GIVEN INSTRUCTION: Scan the lines below for the word "които". Copy each line you find it in.

RECORDED INFORMATION:
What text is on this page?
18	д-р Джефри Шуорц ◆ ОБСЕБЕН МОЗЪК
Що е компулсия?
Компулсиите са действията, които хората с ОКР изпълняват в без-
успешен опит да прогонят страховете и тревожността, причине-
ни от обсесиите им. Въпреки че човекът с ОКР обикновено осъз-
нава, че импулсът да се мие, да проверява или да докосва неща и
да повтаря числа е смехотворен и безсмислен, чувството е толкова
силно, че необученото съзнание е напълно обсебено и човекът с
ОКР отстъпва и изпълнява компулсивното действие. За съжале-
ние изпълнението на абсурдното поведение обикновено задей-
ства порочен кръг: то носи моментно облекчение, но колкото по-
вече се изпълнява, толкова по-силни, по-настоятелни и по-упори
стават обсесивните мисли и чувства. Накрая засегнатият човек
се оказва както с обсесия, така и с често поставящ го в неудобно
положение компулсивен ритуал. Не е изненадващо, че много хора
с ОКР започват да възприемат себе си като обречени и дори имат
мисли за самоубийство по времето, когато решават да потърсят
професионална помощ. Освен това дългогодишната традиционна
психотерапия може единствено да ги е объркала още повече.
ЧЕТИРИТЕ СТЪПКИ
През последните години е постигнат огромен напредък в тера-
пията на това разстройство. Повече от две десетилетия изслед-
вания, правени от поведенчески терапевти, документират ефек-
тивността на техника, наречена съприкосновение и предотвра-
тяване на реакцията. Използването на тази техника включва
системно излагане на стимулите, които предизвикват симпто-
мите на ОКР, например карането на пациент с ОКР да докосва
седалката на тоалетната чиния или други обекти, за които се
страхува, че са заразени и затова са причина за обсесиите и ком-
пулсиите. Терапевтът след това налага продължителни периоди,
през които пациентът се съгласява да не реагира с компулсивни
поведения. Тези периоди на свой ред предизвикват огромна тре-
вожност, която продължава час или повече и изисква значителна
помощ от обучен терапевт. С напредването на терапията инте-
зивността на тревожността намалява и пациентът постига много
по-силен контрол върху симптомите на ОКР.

EXERCISE RESPONSE:
Компулсиите са действията, които хората с ОКР изпълняват в без-
системно излагане на стимулите, които предизвикват симпто-
седалката на тоалетната чиния или други обекти, за които се
през които пациентът се съгласява да не реагира с компулсивни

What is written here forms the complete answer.